▶ [Given instruction]: Tally every line of the listing below that holds "không", then give the tally alone.

--- Start Available data ---

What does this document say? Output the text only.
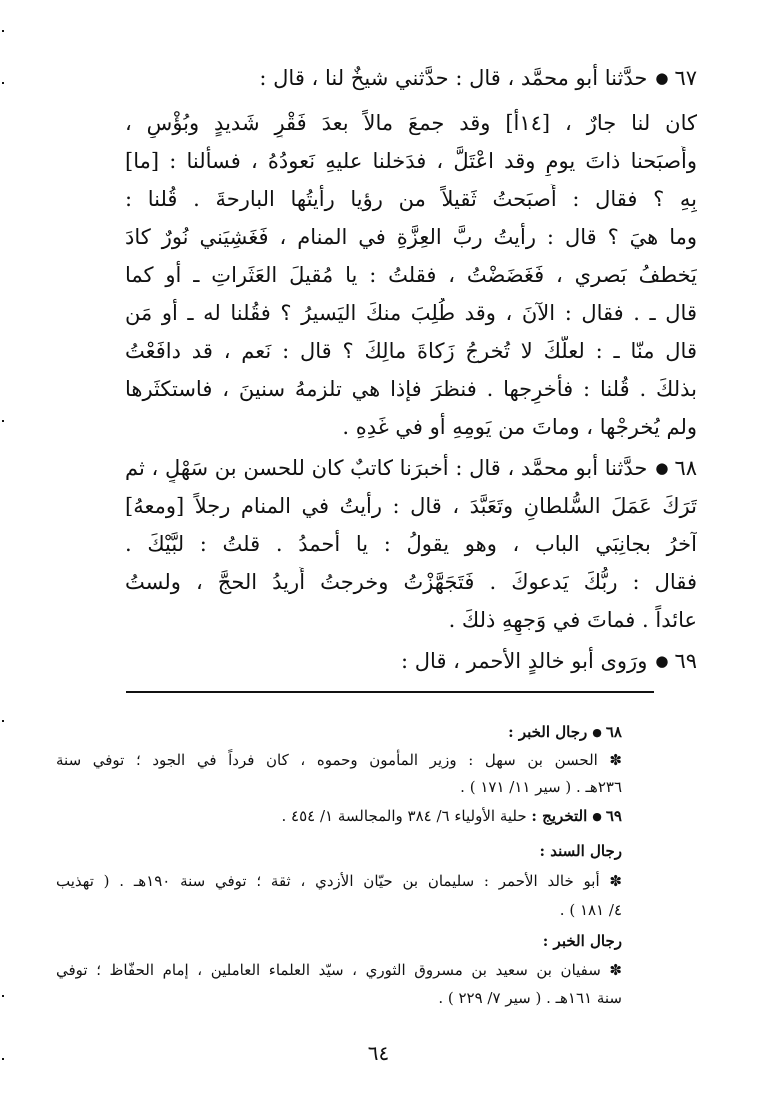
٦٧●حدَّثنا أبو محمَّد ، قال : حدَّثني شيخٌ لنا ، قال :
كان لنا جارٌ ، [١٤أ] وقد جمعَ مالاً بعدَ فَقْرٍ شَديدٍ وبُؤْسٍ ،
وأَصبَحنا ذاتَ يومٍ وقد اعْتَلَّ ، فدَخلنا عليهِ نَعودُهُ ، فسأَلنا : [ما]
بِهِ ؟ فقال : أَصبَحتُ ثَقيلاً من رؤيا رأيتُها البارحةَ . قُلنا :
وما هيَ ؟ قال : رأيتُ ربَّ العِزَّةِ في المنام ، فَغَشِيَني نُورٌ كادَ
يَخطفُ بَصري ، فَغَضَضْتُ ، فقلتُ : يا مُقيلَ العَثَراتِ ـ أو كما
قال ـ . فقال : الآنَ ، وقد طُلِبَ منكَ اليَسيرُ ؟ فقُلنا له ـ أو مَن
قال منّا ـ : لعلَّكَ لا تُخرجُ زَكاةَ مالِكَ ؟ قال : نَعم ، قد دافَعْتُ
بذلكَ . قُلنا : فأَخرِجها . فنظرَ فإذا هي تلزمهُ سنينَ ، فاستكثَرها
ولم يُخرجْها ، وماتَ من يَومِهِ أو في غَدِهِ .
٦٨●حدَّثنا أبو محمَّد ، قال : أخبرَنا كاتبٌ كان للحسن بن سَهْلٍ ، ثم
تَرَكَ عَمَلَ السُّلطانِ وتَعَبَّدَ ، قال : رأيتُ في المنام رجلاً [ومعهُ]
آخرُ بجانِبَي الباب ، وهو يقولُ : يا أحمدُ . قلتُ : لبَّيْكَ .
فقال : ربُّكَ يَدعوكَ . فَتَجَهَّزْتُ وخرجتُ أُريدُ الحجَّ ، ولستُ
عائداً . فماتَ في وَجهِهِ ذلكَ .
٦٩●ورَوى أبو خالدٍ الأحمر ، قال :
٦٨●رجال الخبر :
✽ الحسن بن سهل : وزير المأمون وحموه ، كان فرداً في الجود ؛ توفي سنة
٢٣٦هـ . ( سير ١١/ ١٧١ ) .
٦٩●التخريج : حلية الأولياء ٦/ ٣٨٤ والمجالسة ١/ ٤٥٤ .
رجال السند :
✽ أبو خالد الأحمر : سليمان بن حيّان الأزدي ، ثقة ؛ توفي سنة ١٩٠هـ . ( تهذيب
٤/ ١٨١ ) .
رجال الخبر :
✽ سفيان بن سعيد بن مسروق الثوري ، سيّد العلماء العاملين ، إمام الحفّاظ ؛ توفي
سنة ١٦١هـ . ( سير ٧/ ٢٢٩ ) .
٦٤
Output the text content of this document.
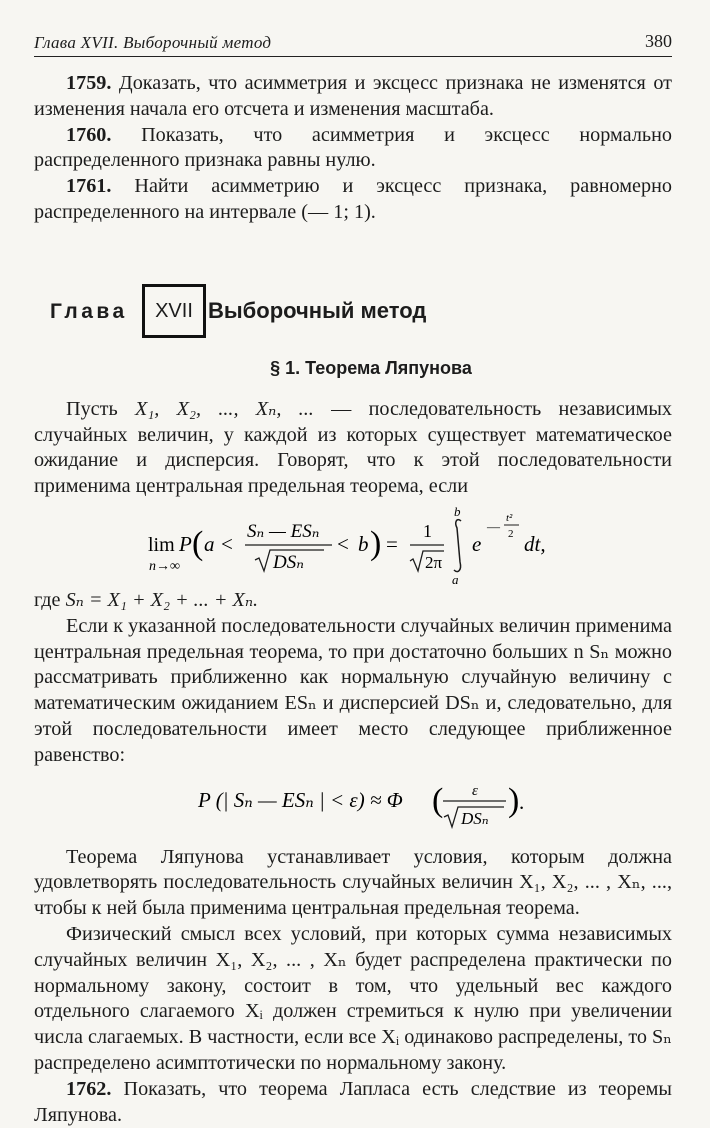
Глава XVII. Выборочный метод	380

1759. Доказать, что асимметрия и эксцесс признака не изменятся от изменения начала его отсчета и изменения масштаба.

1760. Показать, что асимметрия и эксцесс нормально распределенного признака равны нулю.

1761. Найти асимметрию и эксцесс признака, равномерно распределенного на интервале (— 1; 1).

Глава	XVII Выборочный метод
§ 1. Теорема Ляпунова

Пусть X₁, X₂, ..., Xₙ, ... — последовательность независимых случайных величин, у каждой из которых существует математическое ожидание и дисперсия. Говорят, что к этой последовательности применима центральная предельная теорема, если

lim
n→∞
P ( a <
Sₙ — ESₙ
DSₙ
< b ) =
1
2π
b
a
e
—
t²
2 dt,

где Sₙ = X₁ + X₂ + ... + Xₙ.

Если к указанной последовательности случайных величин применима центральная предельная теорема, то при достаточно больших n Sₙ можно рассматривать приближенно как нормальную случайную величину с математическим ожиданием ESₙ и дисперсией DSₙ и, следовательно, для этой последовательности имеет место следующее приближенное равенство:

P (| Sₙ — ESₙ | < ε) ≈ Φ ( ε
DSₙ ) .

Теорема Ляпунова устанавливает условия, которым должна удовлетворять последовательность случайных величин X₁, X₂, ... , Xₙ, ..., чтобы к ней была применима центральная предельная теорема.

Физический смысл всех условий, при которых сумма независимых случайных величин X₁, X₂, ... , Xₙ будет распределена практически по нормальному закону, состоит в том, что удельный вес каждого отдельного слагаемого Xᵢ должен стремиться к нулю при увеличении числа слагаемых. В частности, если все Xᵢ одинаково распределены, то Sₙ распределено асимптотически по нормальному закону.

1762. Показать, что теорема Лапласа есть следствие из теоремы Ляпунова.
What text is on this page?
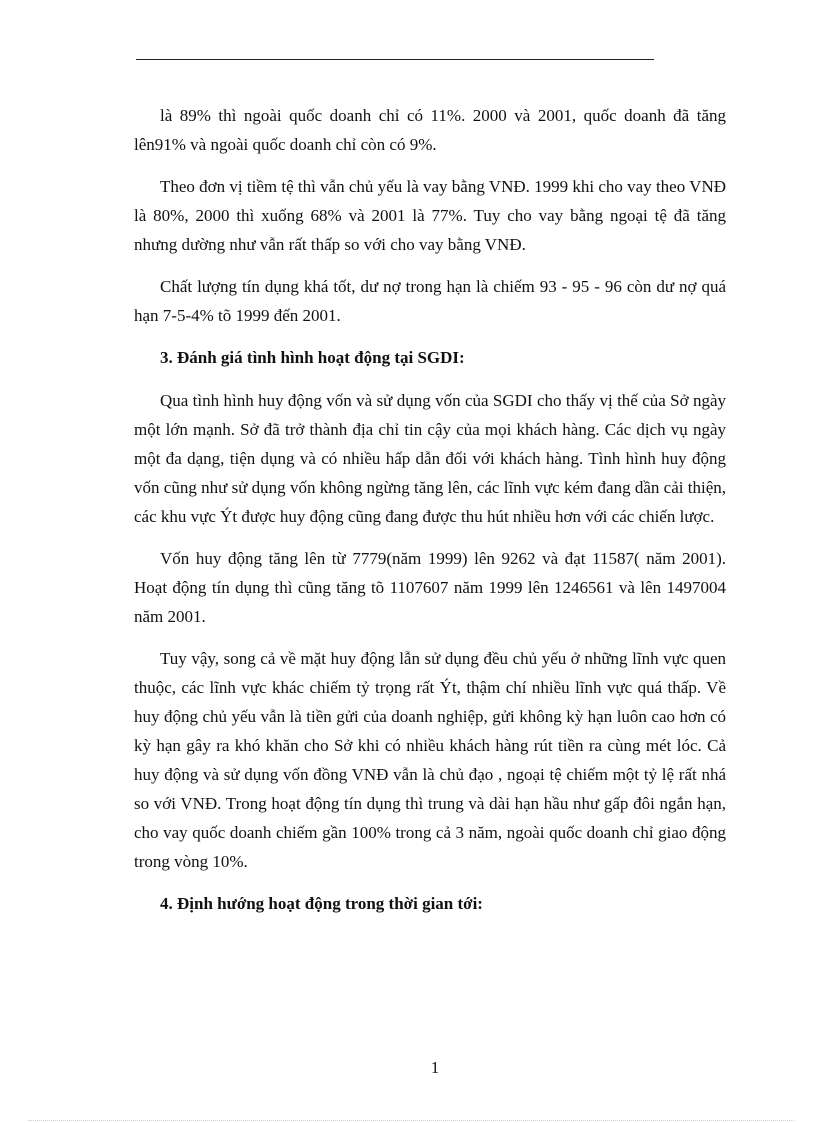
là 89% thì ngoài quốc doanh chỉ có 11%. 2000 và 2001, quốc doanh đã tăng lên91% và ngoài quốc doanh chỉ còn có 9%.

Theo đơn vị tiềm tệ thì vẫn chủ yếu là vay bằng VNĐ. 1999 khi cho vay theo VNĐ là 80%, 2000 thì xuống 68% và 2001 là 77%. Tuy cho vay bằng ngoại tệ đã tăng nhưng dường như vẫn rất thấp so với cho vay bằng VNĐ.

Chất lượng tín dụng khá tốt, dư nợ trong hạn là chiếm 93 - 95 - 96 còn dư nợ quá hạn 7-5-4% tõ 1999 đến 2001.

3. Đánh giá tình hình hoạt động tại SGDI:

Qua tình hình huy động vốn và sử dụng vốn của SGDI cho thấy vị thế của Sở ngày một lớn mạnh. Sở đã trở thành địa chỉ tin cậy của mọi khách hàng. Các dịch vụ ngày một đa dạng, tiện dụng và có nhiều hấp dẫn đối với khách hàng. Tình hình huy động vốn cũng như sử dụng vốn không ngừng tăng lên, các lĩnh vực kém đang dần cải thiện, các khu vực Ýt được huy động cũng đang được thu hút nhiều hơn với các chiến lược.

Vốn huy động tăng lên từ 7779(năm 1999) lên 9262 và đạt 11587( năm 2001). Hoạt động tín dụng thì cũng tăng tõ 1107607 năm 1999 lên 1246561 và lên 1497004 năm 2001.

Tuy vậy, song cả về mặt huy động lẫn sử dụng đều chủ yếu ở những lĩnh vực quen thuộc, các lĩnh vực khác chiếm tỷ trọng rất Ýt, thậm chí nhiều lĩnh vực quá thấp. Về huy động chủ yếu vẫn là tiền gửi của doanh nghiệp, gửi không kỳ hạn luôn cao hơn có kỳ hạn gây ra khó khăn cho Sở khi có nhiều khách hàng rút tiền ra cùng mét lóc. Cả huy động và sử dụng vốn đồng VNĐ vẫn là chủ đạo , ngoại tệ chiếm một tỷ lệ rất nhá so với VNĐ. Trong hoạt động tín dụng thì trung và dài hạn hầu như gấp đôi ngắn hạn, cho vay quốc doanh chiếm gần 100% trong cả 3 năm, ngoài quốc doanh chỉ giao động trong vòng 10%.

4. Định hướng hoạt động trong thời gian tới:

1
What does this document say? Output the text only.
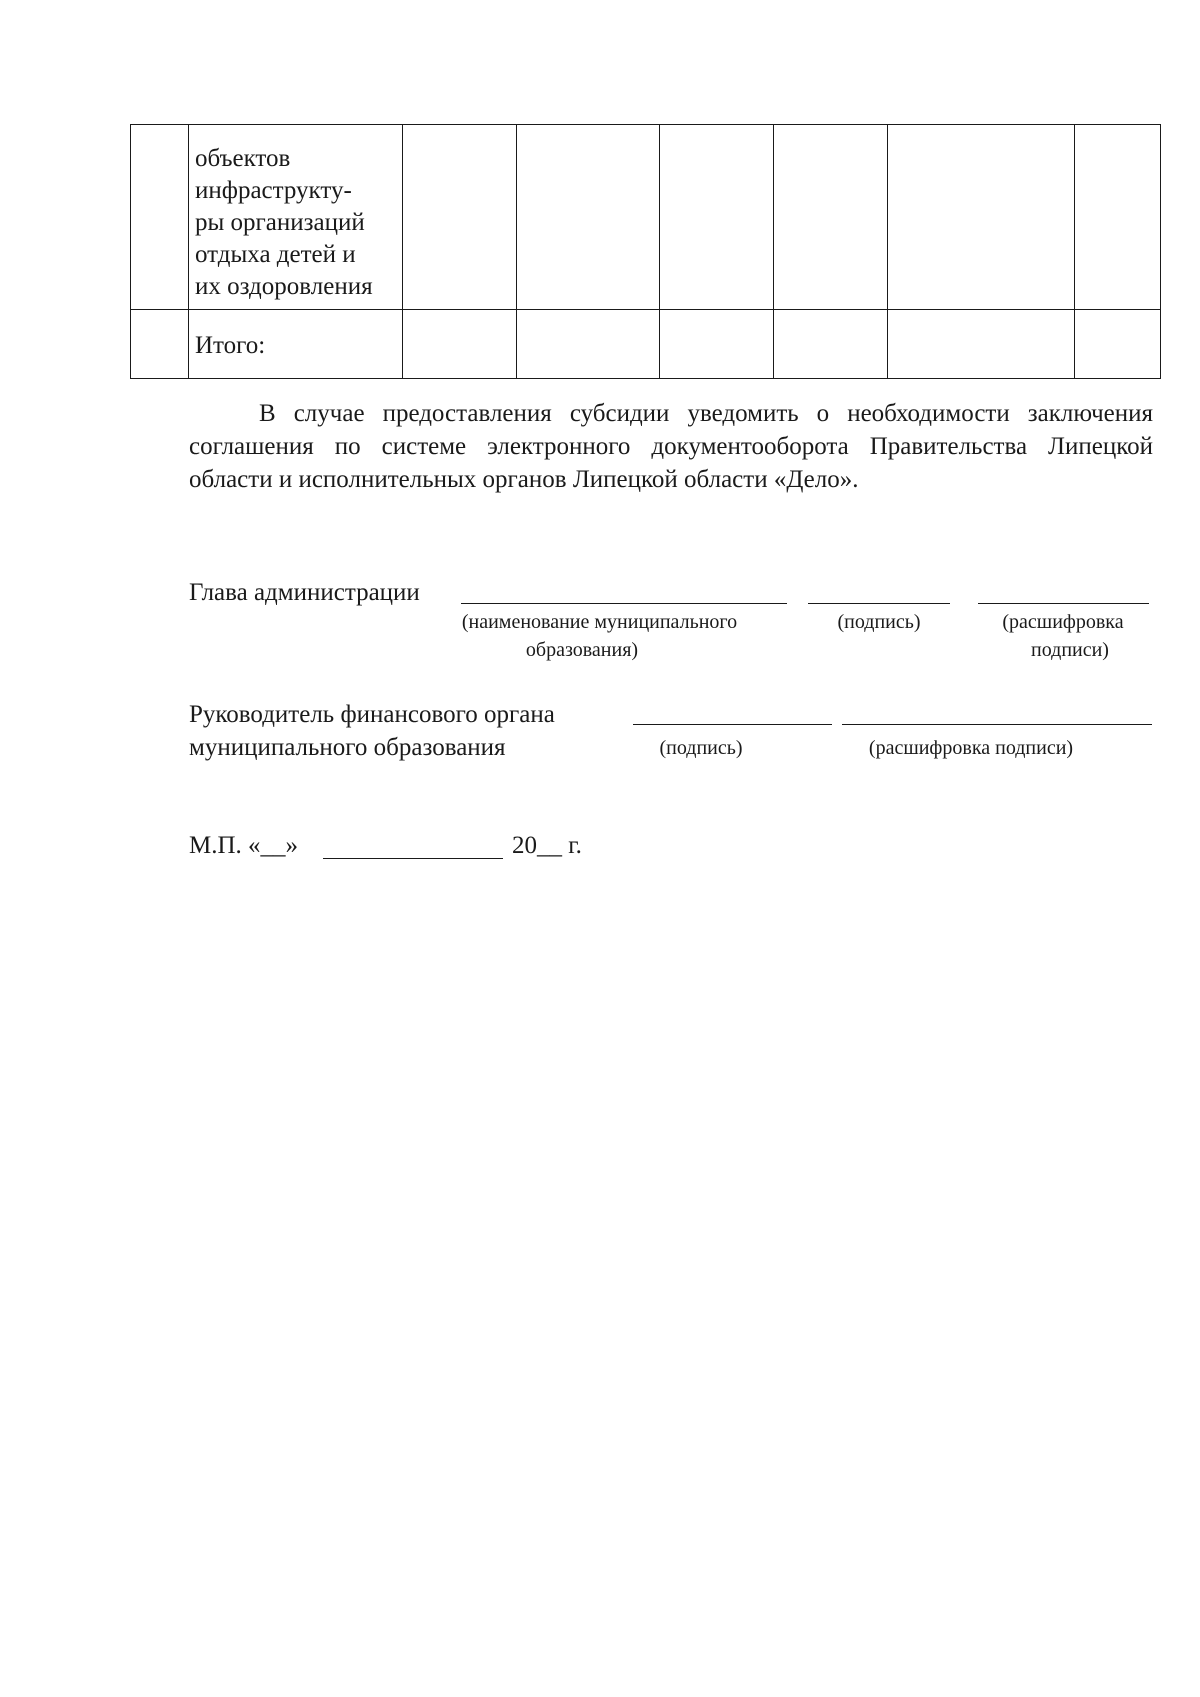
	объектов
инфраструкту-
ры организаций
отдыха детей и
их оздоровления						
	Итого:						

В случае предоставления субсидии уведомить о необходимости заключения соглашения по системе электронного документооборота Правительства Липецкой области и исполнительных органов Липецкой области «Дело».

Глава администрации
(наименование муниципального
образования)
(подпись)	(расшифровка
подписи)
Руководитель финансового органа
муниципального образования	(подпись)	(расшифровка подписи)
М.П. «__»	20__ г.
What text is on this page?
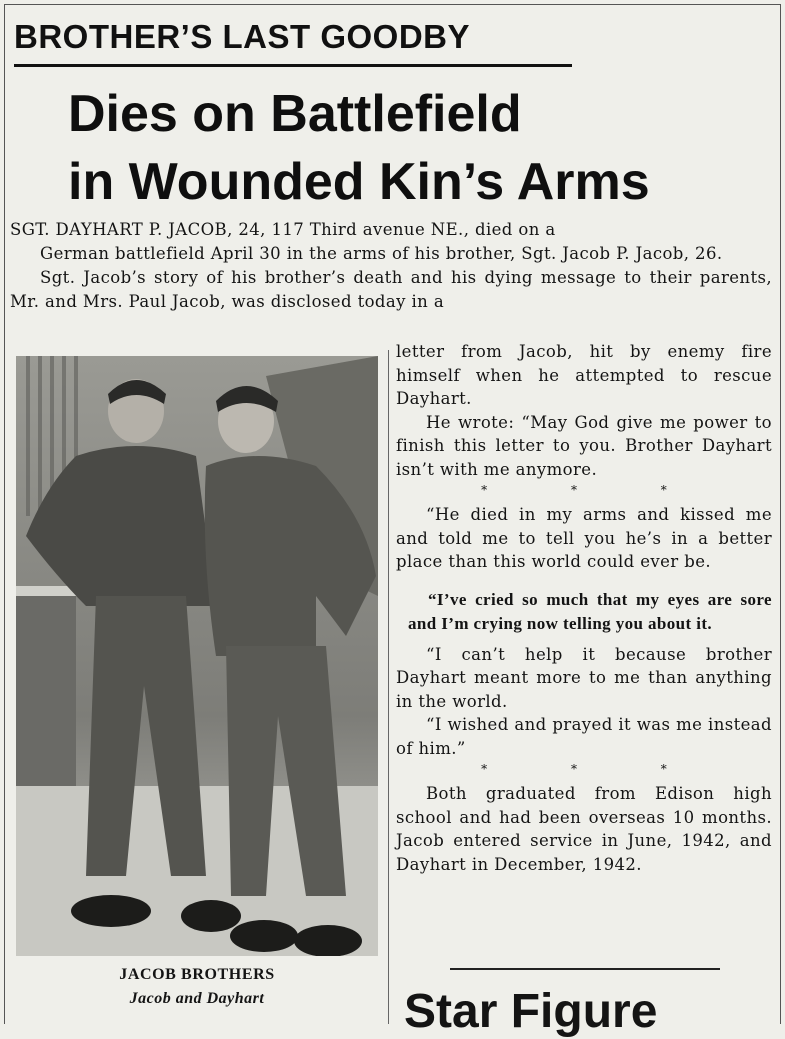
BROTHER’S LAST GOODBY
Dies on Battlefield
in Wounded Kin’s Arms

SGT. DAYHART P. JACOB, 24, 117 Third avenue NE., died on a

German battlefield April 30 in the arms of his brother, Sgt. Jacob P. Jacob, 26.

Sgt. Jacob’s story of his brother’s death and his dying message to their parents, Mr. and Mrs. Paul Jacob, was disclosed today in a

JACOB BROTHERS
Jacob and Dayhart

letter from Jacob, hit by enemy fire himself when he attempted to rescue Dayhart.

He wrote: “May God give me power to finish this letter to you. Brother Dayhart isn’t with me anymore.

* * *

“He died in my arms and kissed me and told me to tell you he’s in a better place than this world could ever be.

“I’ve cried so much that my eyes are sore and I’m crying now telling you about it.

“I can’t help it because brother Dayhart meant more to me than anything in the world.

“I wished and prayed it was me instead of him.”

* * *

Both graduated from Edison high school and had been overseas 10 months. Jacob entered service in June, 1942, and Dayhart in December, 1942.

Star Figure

--- End Available data ---

▶ [Full output]: 2